■ GIVEN RECORDS ■
—————
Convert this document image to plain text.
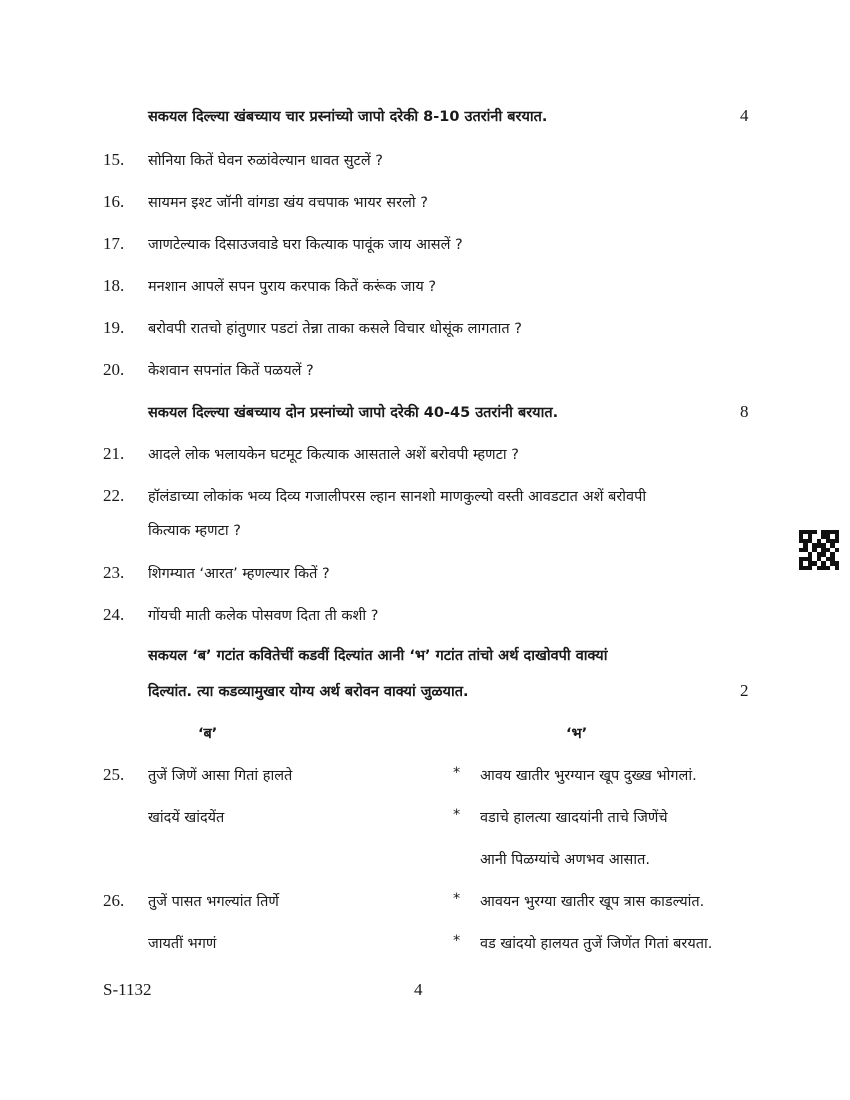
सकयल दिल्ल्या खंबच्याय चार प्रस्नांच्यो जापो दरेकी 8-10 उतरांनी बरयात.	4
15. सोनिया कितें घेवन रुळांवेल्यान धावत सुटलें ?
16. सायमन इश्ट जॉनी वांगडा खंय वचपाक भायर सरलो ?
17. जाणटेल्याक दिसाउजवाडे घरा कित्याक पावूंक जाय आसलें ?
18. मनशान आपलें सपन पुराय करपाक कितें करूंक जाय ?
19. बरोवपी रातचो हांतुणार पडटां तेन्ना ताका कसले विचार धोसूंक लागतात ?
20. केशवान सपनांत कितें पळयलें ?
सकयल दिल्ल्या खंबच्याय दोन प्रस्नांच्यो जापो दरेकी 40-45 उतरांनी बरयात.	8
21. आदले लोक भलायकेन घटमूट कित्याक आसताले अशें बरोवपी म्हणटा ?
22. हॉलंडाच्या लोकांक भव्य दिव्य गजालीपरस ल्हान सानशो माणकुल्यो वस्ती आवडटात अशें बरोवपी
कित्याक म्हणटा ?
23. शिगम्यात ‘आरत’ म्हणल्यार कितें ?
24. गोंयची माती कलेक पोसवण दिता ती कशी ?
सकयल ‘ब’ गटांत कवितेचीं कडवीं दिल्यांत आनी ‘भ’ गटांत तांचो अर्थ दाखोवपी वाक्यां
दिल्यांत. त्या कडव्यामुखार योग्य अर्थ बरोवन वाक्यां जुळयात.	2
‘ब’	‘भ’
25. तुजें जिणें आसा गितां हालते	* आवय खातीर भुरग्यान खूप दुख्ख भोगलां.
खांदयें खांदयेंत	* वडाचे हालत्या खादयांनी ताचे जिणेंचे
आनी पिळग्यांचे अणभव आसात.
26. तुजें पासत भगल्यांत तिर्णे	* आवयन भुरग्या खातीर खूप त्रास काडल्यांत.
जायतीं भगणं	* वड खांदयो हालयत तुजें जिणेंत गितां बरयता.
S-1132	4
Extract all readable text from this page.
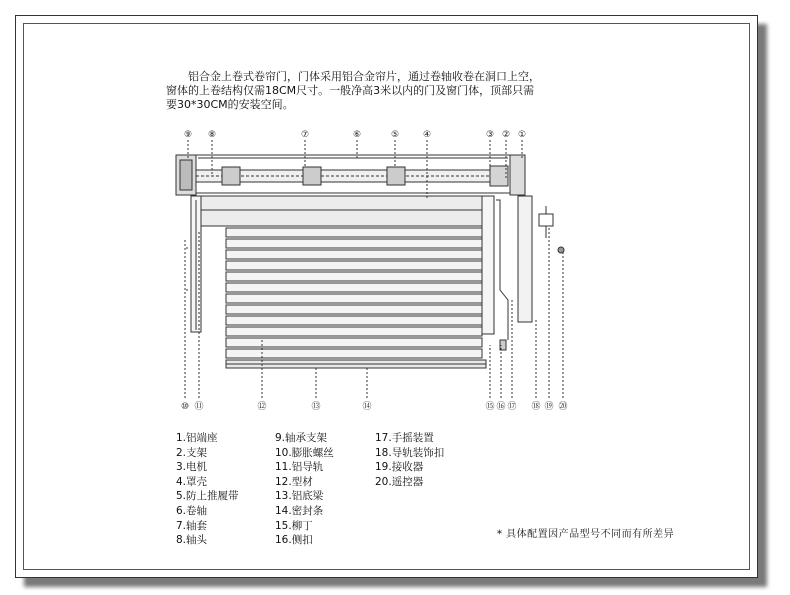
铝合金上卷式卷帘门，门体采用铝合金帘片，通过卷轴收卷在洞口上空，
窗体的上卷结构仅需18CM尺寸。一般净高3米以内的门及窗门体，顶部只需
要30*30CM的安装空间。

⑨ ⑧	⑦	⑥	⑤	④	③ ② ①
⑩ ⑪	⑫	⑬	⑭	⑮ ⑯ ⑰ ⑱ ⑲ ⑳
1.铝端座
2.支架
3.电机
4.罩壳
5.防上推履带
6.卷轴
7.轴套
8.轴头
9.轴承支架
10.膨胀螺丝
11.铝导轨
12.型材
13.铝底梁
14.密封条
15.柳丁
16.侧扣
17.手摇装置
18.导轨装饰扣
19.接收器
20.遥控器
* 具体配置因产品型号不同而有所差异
—————
State the count of lines that contain the string "सकयल". Nothing else is needed.

3